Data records
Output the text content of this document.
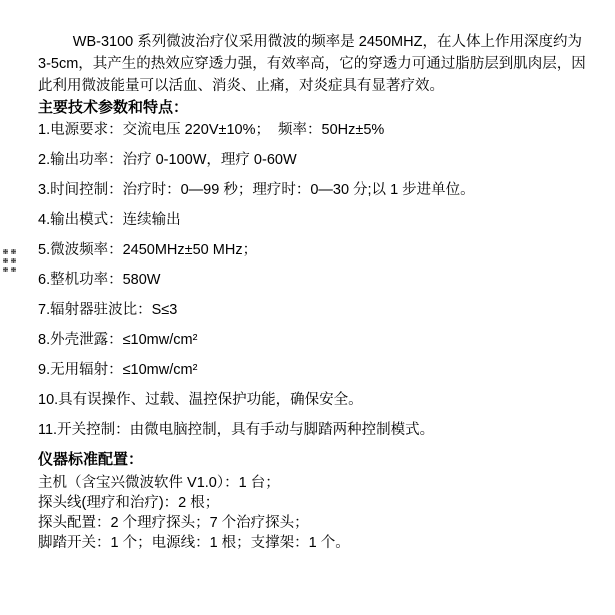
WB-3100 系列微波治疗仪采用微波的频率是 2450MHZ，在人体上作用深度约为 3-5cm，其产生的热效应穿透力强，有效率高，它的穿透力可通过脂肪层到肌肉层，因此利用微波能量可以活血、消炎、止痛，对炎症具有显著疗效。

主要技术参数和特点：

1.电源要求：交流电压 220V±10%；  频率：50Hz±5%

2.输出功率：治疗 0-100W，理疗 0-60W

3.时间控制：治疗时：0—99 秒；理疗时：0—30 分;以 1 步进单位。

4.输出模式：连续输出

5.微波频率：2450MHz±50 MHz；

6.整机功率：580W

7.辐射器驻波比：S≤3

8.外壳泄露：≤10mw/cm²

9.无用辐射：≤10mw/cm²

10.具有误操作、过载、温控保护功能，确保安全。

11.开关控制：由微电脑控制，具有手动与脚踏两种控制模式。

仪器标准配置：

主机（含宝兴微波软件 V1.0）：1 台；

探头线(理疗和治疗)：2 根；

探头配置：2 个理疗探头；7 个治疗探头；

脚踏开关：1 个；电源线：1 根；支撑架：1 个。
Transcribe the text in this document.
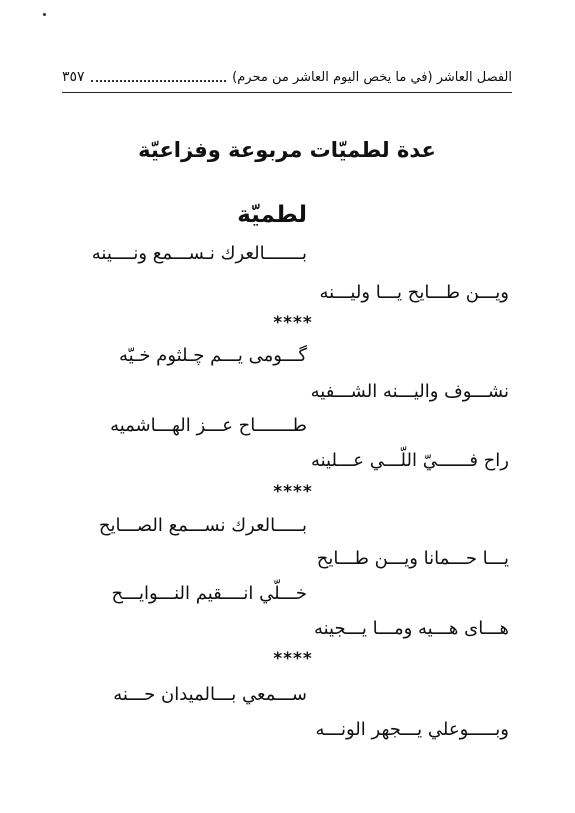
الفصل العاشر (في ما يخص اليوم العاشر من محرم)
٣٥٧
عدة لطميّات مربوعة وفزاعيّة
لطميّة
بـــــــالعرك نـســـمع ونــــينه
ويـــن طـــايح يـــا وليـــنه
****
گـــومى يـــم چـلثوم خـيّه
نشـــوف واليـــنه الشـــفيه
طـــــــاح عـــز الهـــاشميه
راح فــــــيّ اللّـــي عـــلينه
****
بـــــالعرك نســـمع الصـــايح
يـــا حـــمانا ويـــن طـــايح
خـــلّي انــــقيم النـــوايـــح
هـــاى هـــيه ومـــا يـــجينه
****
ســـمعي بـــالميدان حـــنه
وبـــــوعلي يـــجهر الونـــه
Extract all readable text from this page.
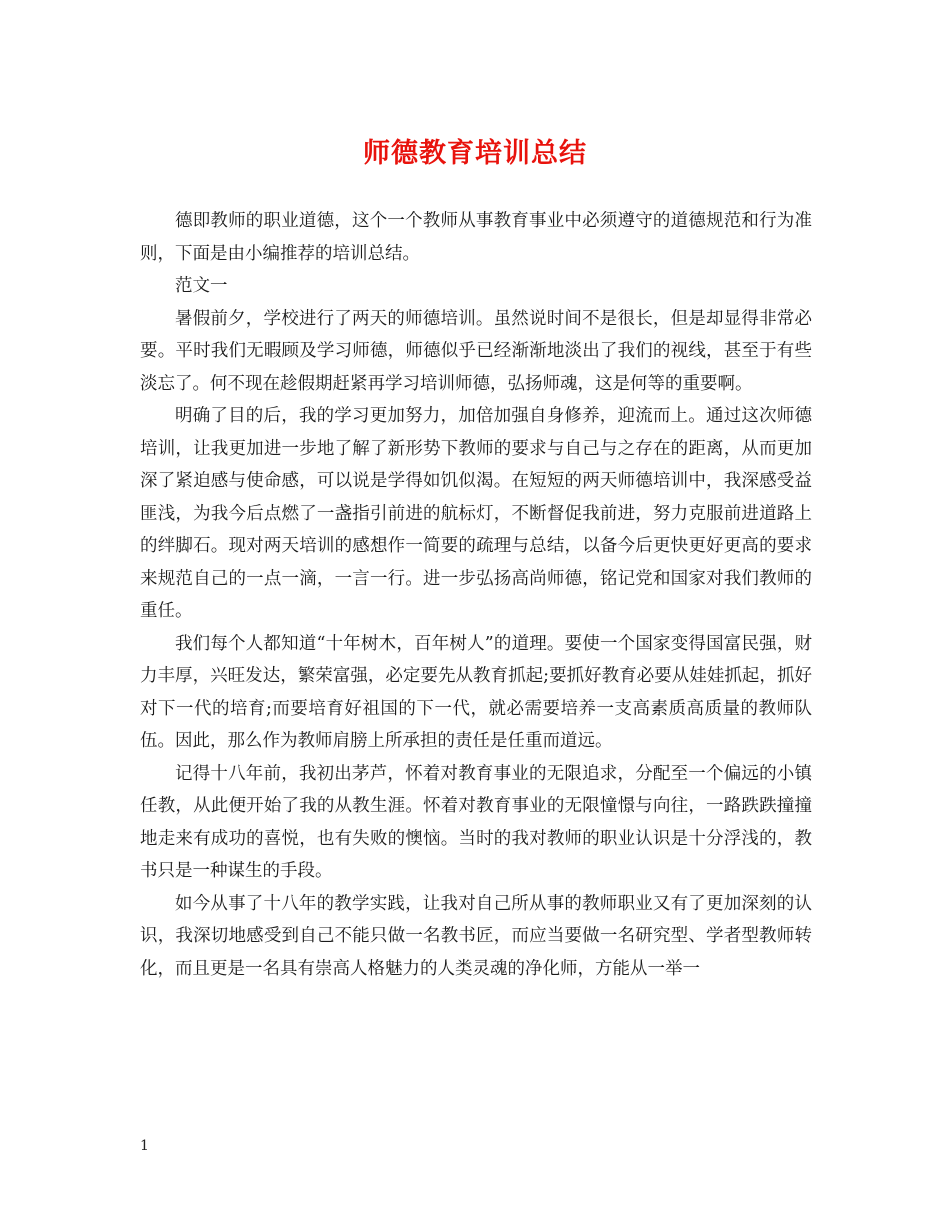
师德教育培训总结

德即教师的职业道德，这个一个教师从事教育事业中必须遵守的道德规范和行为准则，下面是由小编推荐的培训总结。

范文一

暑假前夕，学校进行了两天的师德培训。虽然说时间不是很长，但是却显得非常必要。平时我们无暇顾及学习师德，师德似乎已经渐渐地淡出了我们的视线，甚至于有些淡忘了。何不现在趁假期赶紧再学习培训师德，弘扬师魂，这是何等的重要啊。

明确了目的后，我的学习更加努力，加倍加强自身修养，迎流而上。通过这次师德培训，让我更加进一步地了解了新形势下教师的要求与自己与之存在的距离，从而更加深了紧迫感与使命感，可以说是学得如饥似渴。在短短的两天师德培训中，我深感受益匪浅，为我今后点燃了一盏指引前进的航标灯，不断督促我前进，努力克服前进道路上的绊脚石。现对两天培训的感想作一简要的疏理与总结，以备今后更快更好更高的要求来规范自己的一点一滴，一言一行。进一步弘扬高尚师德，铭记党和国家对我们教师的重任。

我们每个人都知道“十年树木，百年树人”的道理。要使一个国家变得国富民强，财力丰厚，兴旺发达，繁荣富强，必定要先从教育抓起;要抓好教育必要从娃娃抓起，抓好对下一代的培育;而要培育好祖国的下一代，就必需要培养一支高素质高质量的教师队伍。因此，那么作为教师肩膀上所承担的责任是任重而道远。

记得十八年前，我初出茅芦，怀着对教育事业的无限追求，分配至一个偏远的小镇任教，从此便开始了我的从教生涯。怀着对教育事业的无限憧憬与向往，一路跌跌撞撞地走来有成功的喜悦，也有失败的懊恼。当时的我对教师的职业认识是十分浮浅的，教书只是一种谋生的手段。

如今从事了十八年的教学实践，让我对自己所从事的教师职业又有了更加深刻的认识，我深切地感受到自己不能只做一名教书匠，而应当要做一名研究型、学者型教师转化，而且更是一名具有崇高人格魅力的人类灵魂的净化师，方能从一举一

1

### Task description
Retype only the lines above from the one with "Extract all readable text from this page." through the last, both ends included, keeping every picture out of the copy.

### Response to this exercise
Extract all readable text from this page.
师德教育培训总结

德即教师的职业道德，这个一个教师从事教育事业中必须遵守的道德规范和行为准则，下面是由小编推荐的培训总结。

范文一

暑假前夕，学校进行了两天的师德培训。虽然说时间不是很长，但是却显得非常必要。平时我们无暇顾及学习师德，师德似乎已经渐渐地淡出了我们的视线，甚至于有些淡忘了。何不现在趁假期赶紧再学习培训师德，弘扬师魂，这是何等的重要啊。

明确了目的后，我的学习更加努力，加倍加强自身修养，迎流而上。通过这次师德培训，让我更加进一步地了解了新形势下教师的要求与自己与之存在的距离，从而更加深了紧迫感与使命感，可以说是学得如饥似渴。在短短的两天师德培训中，我深感受益匪浅，为我今后点燃了一盏指引前进的航标灯，不断督促我前进，努力克服前进道路上的绊脚石。现对两天培训的感想作一简要的疏理与总结，以备今后更快更好更高的要求来规范自己的一点一滴，一言一行。进一步弘扬高尚师德，铭记党和国家对我们教师的重任。

我们每个人都知道“十年树木，百年树人”的道理。要使一个国家变得国富民强，财力丰厚，兴旺发达，繁荣富强，必定要先从教育抓起;要抓好教育必要从娃娃抓起，抓好对下一代的培育;而要培育好祖国的下一代，就必需要培养一支高素质高质量的教师队伍。因此，那么作为教师肩膀上所承担的责任是任重而道远。

记得十八年前，我初出茅芦，怀着对教育事业的无限追求，分配至一个偏远的小镇任教，从此便开始了我的从教生涯。怀着对教育事业的无限憧憬与向往，一路跌跌撞撞地走来有成功的喜悦，也有失败的懊恼。当时的我对教师的职业认识是十分浮浅的，教书只是一种谋生的手段。

如今从事了十八年的教学实践，让我对自己所从事的教师职业又有了更加深刻的认识，我深切地感受到自己不能只做一名教书匠，而应当要做一名研究型、学者型教师转化，而且更是一名具有崇高人格魅力的人类灵魂的净化师，方能从一举一

1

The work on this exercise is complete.